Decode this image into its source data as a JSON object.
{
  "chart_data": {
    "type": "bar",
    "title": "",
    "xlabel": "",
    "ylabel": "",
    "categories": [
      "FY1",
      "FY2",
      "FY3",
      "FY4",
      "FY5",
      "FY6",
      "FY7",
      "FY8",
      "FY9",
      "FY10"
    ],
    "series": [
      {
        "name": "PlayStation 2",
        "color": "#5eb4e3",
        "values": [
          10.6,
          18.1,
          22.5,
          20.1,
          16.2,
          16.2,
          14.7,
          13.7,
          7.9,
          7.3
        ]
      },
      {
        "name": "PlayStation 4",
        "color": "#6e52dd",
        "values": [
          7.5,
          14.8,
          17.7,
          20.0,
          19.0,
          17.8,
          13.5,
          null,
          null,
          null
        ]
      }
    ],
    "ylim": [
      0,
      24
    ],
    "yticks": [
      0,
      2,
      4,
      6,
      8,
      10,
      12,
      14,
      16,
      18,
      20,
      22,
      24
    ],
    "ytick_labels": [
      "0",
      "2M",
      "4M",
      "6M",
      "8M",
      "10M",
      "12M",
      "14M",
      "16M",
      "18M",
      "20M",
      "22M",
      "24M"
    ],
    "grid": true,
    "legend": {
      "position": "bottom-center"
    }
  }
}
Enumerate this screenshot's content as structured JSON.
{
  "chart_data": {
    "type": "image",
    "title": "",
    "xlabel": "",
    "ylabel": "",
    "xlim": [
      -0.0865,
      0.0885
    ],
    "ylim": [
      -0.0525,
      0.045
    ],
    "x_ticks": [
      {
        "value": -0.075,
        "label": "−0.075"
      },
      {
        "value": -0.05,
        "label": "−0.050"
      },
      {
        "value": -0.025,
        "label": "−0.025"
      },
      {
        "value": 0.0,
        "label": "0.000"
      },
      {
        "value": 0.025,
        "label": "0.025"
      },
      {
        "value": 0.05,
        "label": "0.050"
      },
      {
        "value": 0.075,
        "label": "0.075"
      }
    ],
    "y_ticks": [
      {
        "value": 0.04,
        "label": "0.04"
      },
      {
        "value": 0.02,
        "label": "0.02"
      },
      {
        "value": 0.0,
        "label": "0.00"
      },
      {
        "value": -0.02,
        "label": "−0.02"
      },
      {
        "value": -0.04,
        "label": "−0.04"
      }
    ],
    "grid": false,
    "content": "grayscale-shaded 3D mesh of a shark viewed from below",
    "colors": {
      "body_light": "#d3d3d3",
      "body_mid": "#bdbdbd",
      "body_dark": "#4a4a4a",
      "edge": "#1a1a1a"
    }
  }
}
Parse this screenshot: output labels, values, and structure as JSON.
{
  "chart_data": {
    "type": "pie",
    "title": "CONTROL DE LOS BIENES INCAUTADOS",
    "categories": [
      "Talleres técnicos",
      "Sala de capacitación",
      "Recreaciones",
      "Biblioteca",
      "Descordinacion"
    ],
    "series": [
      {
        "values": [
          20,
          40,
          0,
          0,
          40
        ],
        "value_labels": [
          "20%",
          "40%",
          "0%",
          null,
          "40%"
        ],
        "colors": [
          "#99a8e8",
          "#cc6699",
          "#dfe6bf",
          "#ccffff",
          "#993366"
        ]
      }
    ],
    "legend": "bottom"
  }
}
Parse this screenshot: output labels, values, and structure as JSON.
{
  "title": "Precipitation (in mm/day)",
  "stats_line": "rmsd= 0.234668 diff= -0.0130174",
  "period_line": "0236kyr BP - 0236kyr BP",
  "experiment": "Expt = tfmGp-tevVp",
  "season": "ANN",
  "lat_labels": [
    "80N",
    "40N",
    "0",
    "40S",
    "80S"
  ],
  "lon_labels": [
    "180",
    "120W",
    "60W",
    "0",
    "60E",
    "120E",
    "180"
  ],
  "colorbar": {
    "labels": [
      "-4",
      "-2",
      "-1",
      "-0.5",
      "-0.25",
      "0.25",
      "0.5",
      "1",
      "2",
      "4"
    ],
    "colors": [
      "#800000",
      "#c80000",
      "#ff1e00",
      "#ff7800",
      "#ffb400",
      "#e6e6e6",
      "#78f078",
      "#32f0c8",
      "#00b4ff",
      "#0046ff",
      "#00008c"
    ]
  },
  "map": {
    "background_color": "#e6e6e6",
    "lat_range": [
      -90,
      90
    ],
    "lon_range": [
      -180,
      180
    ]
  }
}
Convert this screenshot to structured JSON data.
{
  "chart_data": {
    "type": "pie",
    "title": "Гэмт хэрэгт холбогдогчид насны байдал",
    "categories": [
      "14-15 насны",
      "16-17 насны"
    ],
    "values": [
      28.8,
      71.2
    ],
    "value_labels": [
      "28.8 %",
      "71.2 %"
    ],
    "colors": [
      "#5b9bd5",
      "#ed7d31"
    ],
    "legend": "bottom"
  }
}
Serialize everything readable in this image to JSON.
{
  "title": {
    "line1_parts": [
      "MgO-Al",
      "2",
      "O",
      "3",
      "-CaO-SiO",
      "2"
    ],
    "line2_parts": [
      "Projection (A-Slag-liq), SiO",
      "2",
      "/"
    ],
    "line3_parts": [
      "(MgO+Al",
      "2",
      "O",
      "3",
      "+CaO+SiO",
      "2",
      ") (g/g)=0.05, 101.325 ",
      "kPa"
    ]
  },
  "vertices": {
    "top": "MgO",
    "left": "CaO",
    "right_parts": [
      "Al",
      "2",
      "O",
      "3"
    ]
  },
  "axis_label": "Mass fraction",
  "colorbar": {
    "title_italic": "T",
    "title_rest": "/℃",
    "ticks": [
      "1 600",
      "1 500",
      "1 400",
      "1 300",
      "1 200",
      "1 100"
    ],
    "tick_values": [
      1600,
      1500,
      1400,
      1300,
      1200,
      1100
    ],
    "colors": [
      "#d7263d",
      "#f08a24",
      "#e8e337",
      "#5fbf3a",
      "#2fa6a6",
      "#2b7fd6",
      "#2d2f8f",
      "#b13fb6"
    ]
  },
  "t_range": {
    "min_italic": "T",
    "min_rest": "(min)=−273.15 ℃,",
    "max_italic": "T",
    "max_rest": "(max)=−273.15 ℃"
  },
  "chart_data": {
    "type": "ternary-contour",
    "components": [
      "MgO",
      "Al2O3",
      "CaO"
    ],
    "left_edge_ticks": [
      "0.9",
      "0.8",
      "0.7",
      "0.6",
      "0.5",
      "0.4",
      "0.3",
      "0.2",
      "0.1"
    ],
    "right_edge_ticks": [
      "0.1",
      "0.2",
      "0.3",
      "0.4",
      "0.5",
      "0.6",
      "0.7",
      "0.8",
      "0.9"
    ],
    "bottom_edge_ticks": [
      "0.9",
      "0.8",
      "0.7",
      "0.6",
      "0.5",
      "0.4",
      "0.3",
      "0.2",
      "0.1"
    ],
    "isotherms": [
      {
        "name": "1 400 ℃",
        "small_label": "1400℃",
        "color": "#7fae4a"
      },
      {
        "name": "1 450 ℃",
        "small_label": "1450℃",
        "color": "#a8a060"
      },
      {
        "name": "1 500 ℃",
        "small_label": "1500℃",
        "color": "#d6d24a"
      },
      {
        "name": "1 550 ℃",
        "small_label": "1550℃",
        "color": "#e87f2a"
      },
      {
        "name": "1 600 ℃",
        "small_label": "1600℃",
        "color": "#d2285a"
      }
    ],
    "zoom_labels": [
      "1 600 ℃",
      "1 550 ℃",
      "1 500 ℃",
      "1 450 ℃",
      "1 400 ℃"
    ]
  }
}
═══
> Task to carry out
Every line of the material must be returned exactly as it appears.

> Exercise answer
Decode this image into its source data as a JSON object.
{
  "chart_data": {
    "type": "bar",
    "title": "",
    "xlabel": "",
    "ylabel": "",
    "categories": [
      "FY1",
      "FY2",
      "FY3",
      "FY4",
      "FY5",
      "FY6",
      "FY7",
      "FY8",
      "FY9",
      "FY10"
    ],
    "series": [
      {
        "name": "PlayStation 2",
        "color": "#5eb4e3",
        "values": [
          10.6,
          18.1,
          22.5,
          20.1,
          16.2,
          16.2,
          14.7,
          13.7,
          7.9,
          7.3
        ]
      },
      {
        "name": "PlayStation 4",
        "color": "#6e52dd",
        "values": [
          7.5,
          14.8,
          17.7,
          20.0,
          19.0,
          17.8,
          13.5,
          null,
          null,
          null
        ]
      }
    ],
    "ylim": [
      0,
      24
    ],
    "yticks": [
      0,
      2,
      4,
      6,
      8,
      10,
      12,
      14,
      16,
      18,
      20,
      22,
      24
    ],
    "ytick_labels": [
      "0",
      "2M",
      "4M",
      "6M",
      "8M",
      "10M",
      "12M",
      "14M",
      "16M",
      "18M",
      "20M",
      "22M",
      "24M"
    ],
    "grid": true,
    "legend": {
      "position": "bottom-center"
    }
  }
}
Enumerate this screenshot's content as structured JSON.
{
  "chart_data": {
    "type": "image",
    "title": "",
    "xlabel": "",
    "ylabel": "",
    "xlim": [
      -0.0865,
      0.0885
    ],
    "ylim": [
      -0.0525,
      0.045
    ],
    "x_ticks": [
      {
        "value": -0.075,
        "label": "−0.075"
      },
      {
        "value": -0.05,
        "label": "−0.050"
      },
      {
        "value": -0.025,
        "label": "−0.025"
      },
      {
        "value": 0.0,
        "label": "0.000"
      },
      {
        "value": 0.025,
        "label": "0.025"
      },
      {
        "value": 0.05,
        "label": "0.050"
      },
      {
        "value": 0.075,
        "label": "0.075"
      }
    ],
    "y_ticks": [
      {
        "value": 0.04,
        "label": "0.04"
      },
      {
        "value": 0.02,
        "label": "0.02"
      },
      {
        "value": 0.0,
        "label": "0.00"
      },
      {
        "value": -0.02,
        "label": "−0.02"
      },
      {
        "value": -0.04,
        "label": "−0.04"
      }
    ],
    "grid": false,
    "content": "grayscale-shaded 3D mesh of a shark viewed from below",
    "colors": {
      "body_light": "#d3d3d3",
      "body_mid": "#bdbdbd",
      "body_dark": "#4a4a4a",
      "edge": "#1a1a1a"
    }
  }
}
Parse this screenshot: output labels, values, and structure as JSON.
{
  "chart_data": {
    "type": "pie",
    "title": "CONTROL DE LOS BIENES INCAUTADOS",
    "categories": [
      "Talleres técnicos",
      "Sala de capacitación",
      "Recreaciones",
      "Biblioteca",
      "Descordinacion"
    ],
    "series": [
      {
        "values": [
          20,
          40,
          0,
          0,
          40
        ],
        "value_labels": [
          "20%",
          "40%",
          "0%",
          null,
          "40%"
        ],
        "colors": [
          "#99a8e8",
          "#cc6699",
          "#dfe6bf",
          "#ccffff",
          "#993366"
        ]
      }
    ],
    "legend": "bottom"
  }
}
Parse this screenshot: output labels, values, and structure as JSON.
{
  "title": "Precipitation (in mm/day)",
  "stats_line": "rmsd= 0.234668 diff= -0.0130174",
  "period_line": "0236kyr BP - 0236kyr BP",
  "experiment": "Expt = tfmGp-tevVp",
  "season": "ANN",
  "lat_labels": [
    "80N",
    "40N",
    "0",
    "40S",
    "80S"
  ],
  "lon_labels": [
    "180",
    "120W",
    "60W",
    "0",
    "60E",
    "120E",
    "180"
  ],
  "colorbar": {
    "labels": [
      "-4",
      "-2",
      "-1",
      "-0.5",
      "-0.25",
      "0.25",
      "0.5",
      "1",
      "2",
      "4"
    ],
    "colors": [
      "#800000",
      "#c80000",
      "#ff1e00",
      "#ff7800",
      "#ffb400",
      "#e6e6e6",
      "#78f078",
      "#32f0c8",
      "#00b4ff",
      "#0046ff",
      "#00008c"
    ]
  },
  "map": {
    "background_color": "#e6e6e6",
    "lat_range": [
      -90,
      90
    ],
    "lon_range": [
      -180,
      180
    ]
  }
}
Convert this screenshot to structured JSON data.
{
  "chart_data": {
    "type": "pie",
    "title": "Гэмт хэрэгт холбогдогчид насны байдал",
    "categories": [
      "14-15 насны",
      "16-17 насны"
    ],
    "values": [
      28.8,
      71.2
    ],
    "value_labels": [
      "28.8 %",
      "71.2 %"
    ],
    "colors": [
      "#5b9bd5",
      "#ed7d31"
    ],
    "legend": "bottom"
  }
}
Serialize everything readable in this image to JSON.
{
  "title": {
    "line1_parts": [
      "MgO-Al",
      "2",
      "O",
      "3",
      "-CaO-SiO",
      "2"
    ],
    "line2_parts": [
      "Projection (A-Slag-liq), SiO",
      "2",
      "/"
    ],
    "line3_parts": [
      "(MgO+Al",
      "2",
      "O",
      "3",
      "+CaO+SiO",
      "2",
      ") (g/g)=0.05, 101.325 ",
      "kPa"
    ]
  },
  "vertices": {
    "top": "MgO",
    "left": "CaO",
    "right_parts": [
      "Al",
      "2",
      "O",
      "3"
    ]
  },
  "axis_label": "Mass fraction",
  "colorbar": {
    "title_italic": "T",
    "title_rest": "/℃",
    "ticks": [
      "1 600",
      "1 500",
      "1 400",
      "1 300",
      "1 200",
      "1 100"
    ],
    "tick_values": [
      1600,
      1500,
      1400,
      1300,
      1200,
      1100
    ],
    "colors": [
      "#d7263d",
      "#f08a24",
      "#e8e337",
      "#5fbf3a",
      "#2fa6a6",
      "#2b7fd6",
      "#2d2f8f",
      "#b13fb6"
    ]
  },
  "t_range": {
    "min_italic": "T",
    "min_rest": "(min)=−273.15 ℃,",
    "max_italic": "T",
    "max_rest": "(max)=−273.15 ℃"
  },
  "chart_data": {
    "type": "ternary-contour",
    "components": [
      "MgO",
      "Al2O3",
      "CaO"
    ],
    "left_edge_ticks": [
      "0.9",
      "0.8",
      "0.7",
      "0.6",
      "0.5",
      "0.4",
      "0.3",
      "0.2",
      "0.1"
    ],
    "right_edge_ticks": [
      "0.1",
      "0.2",
      "0.3",
      "0.4",
      "0.5",
      "0.6",
      "0.7",
      "0.8",
      "0.9"
    ],
    "bottom_edge_ticks": [
      "0.9",
      "0.8",
      "0.7",
      "0.6",
      "0.5",
      "0.4",
      "0.3",
      "0.2",
      "0.1"
    ],
    "isotherms": [
      {
        "name": "1 400 ℃",
        "small_label": "1400℃",
        "color": "#7fae4a"
      },
      {
        "name": "1 450 ℃",
        "small_label": "1450℃",
        "color": "#a8a060"
      },
      {
        "name": "1 500 ℃",
        "small_label": "1500℃",
        "color": "#d6d24a"
      },
      {
        "name": "1 550 ℃",
        "small_label": "1550℃",
        "color": "#e87f2a"
      },
      {
        "name": "1 600 ℃",
        "small_label": "1600℃",
        "color": "#d2285a"
      }
    ],
    "zoom_labels": [
      "1 600 ℃",
      "1 550 ℃",
      "1 500 ℃",
      "1 450 ℃",
      "1 400 ℃"
    ]
  }
}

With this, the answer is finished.